──────── DATA FOR THIS TASK
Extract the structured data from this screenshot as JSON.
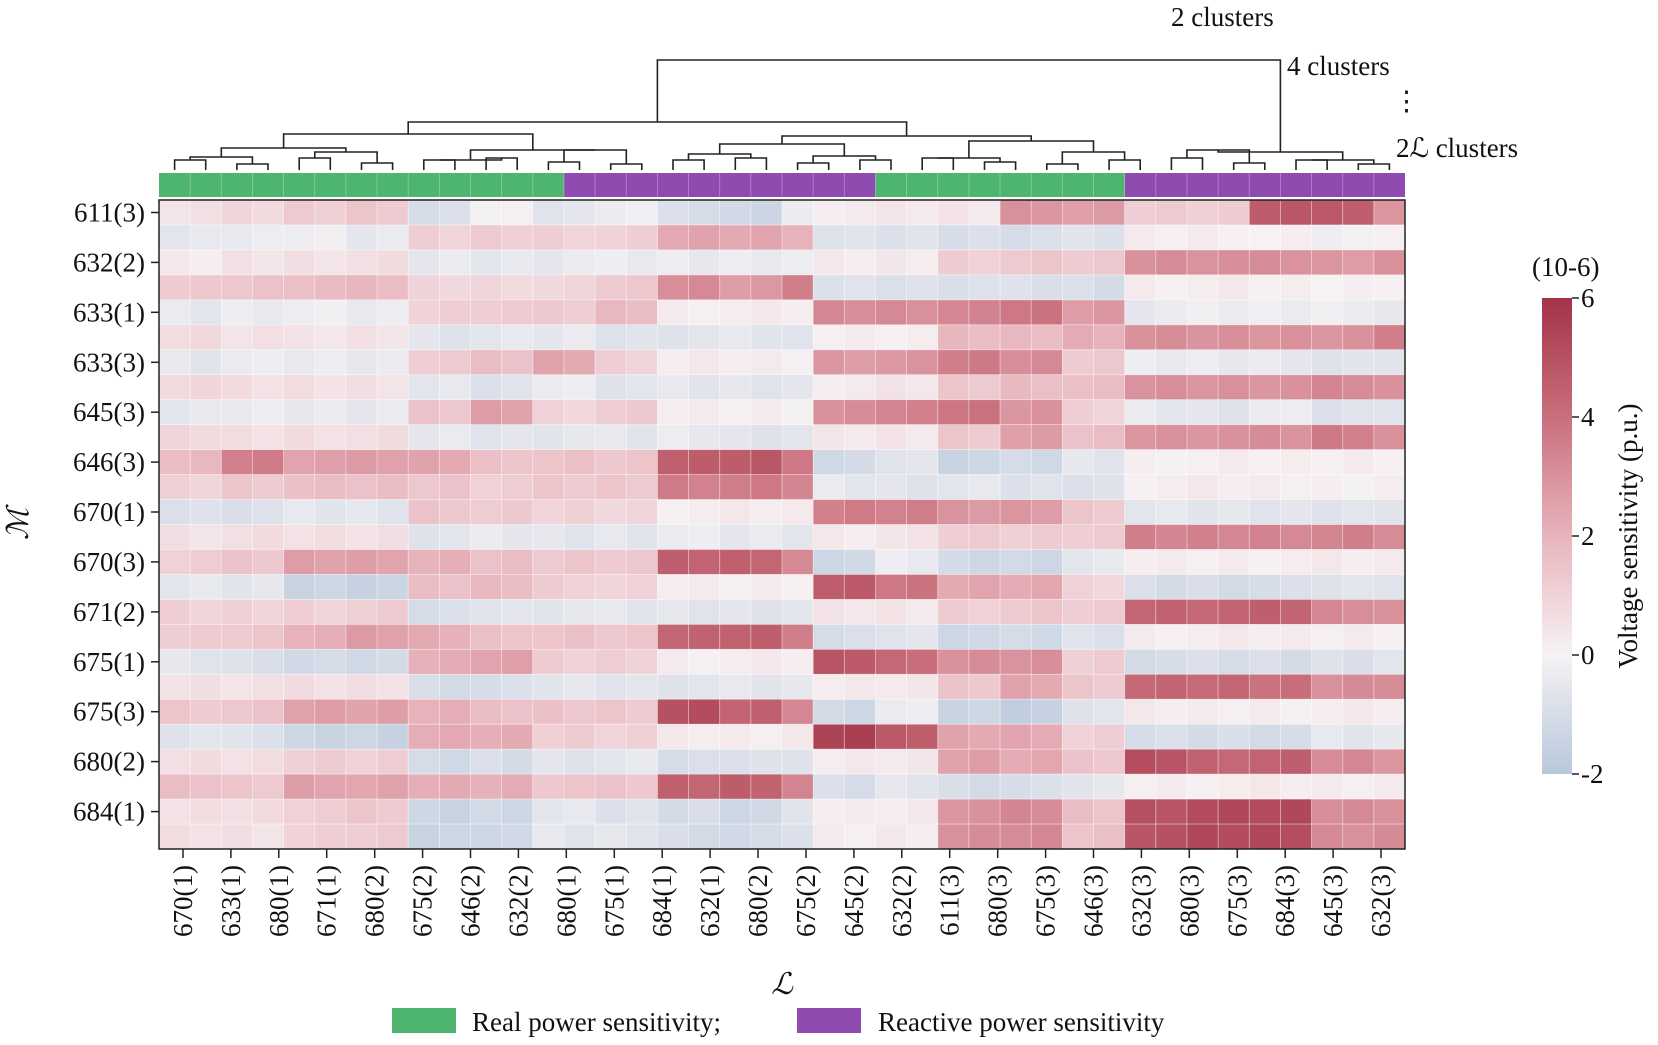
{
  "chart_data": {
    "type": "heatmap",
    "title": "",
    "xlabel": "ℒ",
    "ylabel": "ℳ",
    "x_tick_labels": [
      "670(1)",
      "633(1)",
      "680(1)",
      "671(1)",
      "680(2)",
      "675(2)",
      "646(2)",
      "632(2)",
      "680(1)",
      "675(1)",
      "684(1)",
      "632(1)",
      "680(2)",
      "675(2)",
      "645(2)",
      "632(2)",
      "611(3)",
      "680(3)",
      "675(3)",
      "646(3)",
      "632(3)",
      "680(3)",
      "675(3)",
      "684(3)",
      "645(3)",
      "632(3)"
    ],
    "y_tick_labels": [
      "611(3)",
      "632(2)",
      "633(1)",
      "633(3)",
      "645(3)",
      "646(3)",
      "670(1)",
      "670(3)",
      "671(2)",
      "675(1)",
      "675(3)",
      "680(2)",
      "684(1)"
    ],
    "rows": 26,
    "cols": 40,
    "cluster_annotations": [
      "2 clusters",
      "4 clusters",
      "⋮",
      "2ℒ clusters"
    ],
    "group_bar": [
      {
        "name": "Real power sensitivity",
        "start": 0,
        "end": 13,
        "color": "#4db56e"
      },
      {
        "name": "Reactive power sensitivity",
        "start": 13,
        "end": 23,
        "color": "#8e4cb0"
      },
      {
        "name": "Real power sensitivity",
        "start": 23,
        "end": 31,
        "color": "#4db56e"
      },
      {
        "name": "Reactive power sensitivity",
        "start": 31,
        "end": 40,
        "color": "#8e4cb0"
      }
    ],
    "legend": [
      {
        "label": "Real power sensitivity;",
        "color": "#4db56e"
      },
      {
        "label": "Reactive power sensitivity",
        "color": "#8e4cb0"
      }
    ],
    "colorbar": {
      "label": "Voltage sensitivity (p.u.)",
      "unit": "(10-6)",
      "min": -2,
      "max": 6,
      "ticks": [
        6,
        4,
        2,
        0,
        -2
      ],
      "colors": [
        "#b8c8dc",
        "#f6f2f4",
        "#e8b4bc",
        "#c96f7c",
        "#a33348"
      ]
    },
    "block_col_ranges": [
      [
        0,
        2
      ],
      [
        2,
        4
      ],
      [
        4,
        6
      ],
      [
        6,
        8
      ],
      [
        8,
        10
      ],
      [
        10,
        12
      ],
      [
        12,
        14
      ],
      [
        14,
        16
      ],
      [
        16,
        18
      ],
      [
        18,
        20
      ],
      [
        20,
        21
      ],
      [
        21,
        23
      ],
      [
        23,
        25
      ],
      [
        25,
        27
      ],
      [
        27,
        29
      ],
      [
        29,
        31
      ],
      [
        31,
        33
      ],
      [
        33,
        35
      ],
      [
        35,
        37
      ],
      [
        37,
        39
      ],
      [
        39,
        40
      ]
    ],
    "values_by_row_block": [
      [
        0.6,
        0.8,
        1.2,
        1.4,
        -1.0,
        0.0,
        -0.6,
        -0.2,
        -1.0,
        -1.3,
        -0.4,
        0.3,
        0.3,
        0.4,
        3.0,
        2.6,
        1.2,
        1.2,
        4.8,
        4.6,
        2.8
      ],
      [
        -0.6,
        -0.4,
        -0.2,
        -0.4,
        1.0,
        1.2,
        1.1,
        1.0,
        2.4,
        2.4,
        2.2,
        -0.8,
        -0.8,
        -0.9,
        -0.9,
        -0.8,
        0.2,
        0.2,
        0.0,
        -0.2,
        0.2
      ],
      [
        0.2,
        0.5,
        0.6,
        0.6,
        -0.5,
        -0.5,
        -0.4,
        -0.4,
        -0.4,
        -0.3,
        -0.3,
        0.2,
        0.3,
        1.2,
        1.3,
        1.3,
        3.1,
        3.1,
        3.0,
        2.8,
        3.0
      ],
      [
        1.3,
        1.5,
        1.8,
        1.8,
        0.9,
        0.9,
        0.8,
        1.3,
        3.2,
        2.8,
        3.4,
        -0.8,
        -0.8,
        -0.8,
        -0.9,
        -1.0,
        0.2,
        0.2,
        0.1,
        0.1,
        0.2
      ],
      [
        -0.5,
        -0.3,
        -0.3,
        -0.4,
        1.1,
        1.3,
        1.2,
        1.8,
        0.2,
        0.2,
        0.2,
        3.2,
        3.2,
        3.3,
        3.8,
        2.8,
        -0.4,
        -0.3,
        -0.3,
        -0.2,
        -0.5
      ],
      [
        0.8,
        0.6,
        0.4,
        0.5,
        -0.6,
        -0.6,
        -0.5,
        -0.7,
        -0.6,
        -0.6,
        -0.8,
        0.2,
        0.2,
        1.8,
        1.8,
        2.2,
        3.0,
        3.0,
        3.0,
        3.0,
        3.4
      ],
      [
        -0.5,
        -0.4,
        -0.4,
        -0.4,
        1.3,
        1.6,
        2.4,
        1.1,
        0.2,
        0.2,
        0.2,
        2.8,
        2.8,
        3.6,
        3.2,
        1.4,
        -0.4,
        -0.4,
        -0.4,
        -0.8,
        -0.6
      ],
      [
        0.9,
        0.6,
        0.6,
        0.6,
        -0.6,
        -0.8,
        -0.3,
        -0.6,
        -0.6,
        -0.6,
        -0.6,
        0.3,
        0.4,
        1.4,
        1.8,
        1.6,
        3.0,
        3.0,
        3.0,
        3.2,
        2.9
      ],
      [
        -0.6,
        -0.4,
        -0.4,
        -0.4,
        1.4,
        2.6,
        1.0,
        1.2,
        0.2,
        0.2,
        0.1,
        3.0,
        3.4,
        3.9,
        3.0,
        1.0,
        -0.5,
        -0.6,
        -0.4,
        -0.8,
        -0.6
      ],
      [
        0.8,
        0.6,
        0.7,
        0.6,
        -0.5,
        -0.6,
        -0.5,
        -0.6,
        -0.4,
        -0.6,
        -0.6,
        0.3,
        0.4,
        1.4,
        2.6,
        1.6,
        3.0,
        3.0,
        3.0,
        3.6,
        3.0
      ],
      [
        1.8,
        3.6,
        2.6,
        2.6,
        2.4,
        1.6,
        1.5,
        1.4,
        4.6,
        4.8,
        3.6,
        -1.2,
        -0.6,
        -1.3,
        -1.2,
        -0.6,
        0.1,
        0.1,
        0.1,
        0.2,
        0.2
      ],
      [
        1.0,
        1.4,
        1.6,
        1.6,
        1.5,
        1.2,
        1.3,
        1.4,
        3.6,
        3.6,
        3.4,
        -0.5,
        -0.6,
        -0.6,
        -0.8,
        -0.8,
        0.2,
        0.2,
        0.2,
        0.1,
        0.2
      ],
      [
        -0.8,
        -0.8,
        -0.6,
        -0.6,
        1.5,
        1.2,
        1.0,
        0.9,
        0.2,
        0.2,
        0.2,
        3.6,
        3.6,
        2.8,
        2.8,
        1.4,
        -0.6,
        -0.6,
        -0.6,
        -0.6,
        -0.8
      ],
      [
        0.6,
        0.6,
        0.6,
        0.6,
        -0.6,
        -0.5,
        -0.6,
        -0.5,
        -0.4,
        -0.5,
        -0.5,
        0.3,
        0.4,
        1.2,
        1.2,
        1.3,
        3.4,
        3.4,
        3.4,
        3.4,
        3.2
      ],
      [
        1.2,
        1.4,
        2.6,
        2.6,
        2.0,
        1.6,
        1.4,
        1.4,
        4.4,
        4.4,
        3.2,
        -1.2,
        -0.4,
        -1.2,
        -1.2,
        -0.6,
        0.2,
        0.2,
        0.2,
        0.2,
        0.2
      ],
      [
        -0.6,
        -0.6,
        -1.4,
        -1.4,
        1.6,
        1.8,
        1.2,
        0.9,
        0.2,
        0.2,
        0.2,
        4.6,
        3.8,
        2.4,
        2.4,
        0.9,
        -1.0,
        -1.0,
        -1.0,
        -0.7,
        -0.6
      ],
      [
        1.0,
        1.0,
        1.1,
        1.1,
        -1.0,
        -0.6,
        -0.5,
        -0.6,
        -0.6,
        -0.6,
        -0.6,
        0.4,
        0.4,
        1.2,
        1.3,
        1.2,
        4.4,
        4.4,
        4.4,
        3.2,
        3.0
      ],
      [
        1.2,
        1.4,
        2.2,
        2.6,
        2.2,
        1.6,
        1.5,
        1.4,
        4.4,
        4.6,
        3.4,
        -1.0,
        -0.6,
        -1.2,
        -1.2,
        -0.8,
        0.2,
        0.2,
        0.2,
        0.2,
        0.2
      ],
      [
        -0.6,
        -0.8,
        -1.2,
        -1.2,
        2.2,
        2.6,
        1.1,
        1.1,
        0.2,
        0.2,
        0.2,
        4.8,
        4.2,
        3.0,
        3.0,
        1.2,
        -1.0,
        -1.0,
        -1.0,
        -0.8,
        -0.6
      ],
      [
        0.6,
        0.6,
        0.6,
        0.6,
        -1.0,
        -1.0,
        -0.6,
        -0.6,
        -0.6,
        -0.6,
        -0.6,
        0.3,
        0.4,
        1.4,
        2.4,
        1.4,
        4.2,
        4.2,
        4.0,
        3.2,
        3.0
      ],
      [
        1.4,
        1.4,
        2.6,
        2.6,
        2.2,
        1.6,
        1.5,
        1.4,
        5.0,
        4.4,
        3.4,
        -1.2,
        -0.4,
        -1.4,
        -1.6,
        -0.6,
        0.2,
        0.2,
        0.2,
        0.2,
        0.2
      ],
      [
        -0.6,
        -0.8,
        -1.4,
        -1.4,
        2.2,
        2.2,
        1.2,
        1.1,
        0.2,
        0.2,
        0.3,
        5.6,
        4.6,
        2.4,
        2.4,
        1.0,
        -1.0,
        -1.0,
        -1.0,
        -0.6,
        -0.6
      ],
      [
        0.6,
        0.6,
        1.2,
        1.2,
        -1.2,
        -1.0,
        -0.6,
        -0.6,
        -1.0,
        -0.8,
        -0.6,
        0.2,
        0.3,
        2.6,
        2.4,
        1.4,
        5.0,
        4.4,
        4.4,
        3.2,
        3.0
      ],
      [
        1.6,
        1.4,
        2.6,
        2.4,
        2.2,
        2.2,
        1.5,
        1.4,
        4.4,
        4.6,
        3.4,
        -1.0,
        -0.6,
        -1.0,
        -1.0,
        -0.6,
        0.2,
        0.2,
        0.2,
        0.2,
        0.2
      ],
      [
        0.6,
        0.7,
        1.2,
        1.3,
        -1.4,
        -1.2,
        -0.6,
        -0.8,
        -1.0,
        -1.2,
        -0.8,
        0.2,
        0.3,
        3.0,
        3.2,
        1.6,
        5.0,
        5.2,
        5.2,
        3.2,
        3.2
      ],
      [
        0.6,
        0.6,
        1.0,
        1.2,
        -1.4,
        -1.2,
        -0.6,
        -0.6,
        -1.0,
        -1.2,
        -0.8,
        0.2,
        0.3,
        3.0,
        3.2,
        1.6,
        5.0,
        5.2,
        5.2,
        3.2,
        3.2
      ]
    ]
  }
}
────────────────
* [WHAT IS REQUIRED] From the entries above, copy every line where the word "sensitivity" shows up.

* [TASK ANSWER]
        "name": "Real power sensitivity",
        "name": "Reactive power sensitivity",
        "name": "Real power sensitivity",
        "name": "Reactive power sensitivity",
        "label": "Real power sensitivity;",
        "label": "Reactive power sensitivity",
      "label": "Voltage sensitivity (p.u.)",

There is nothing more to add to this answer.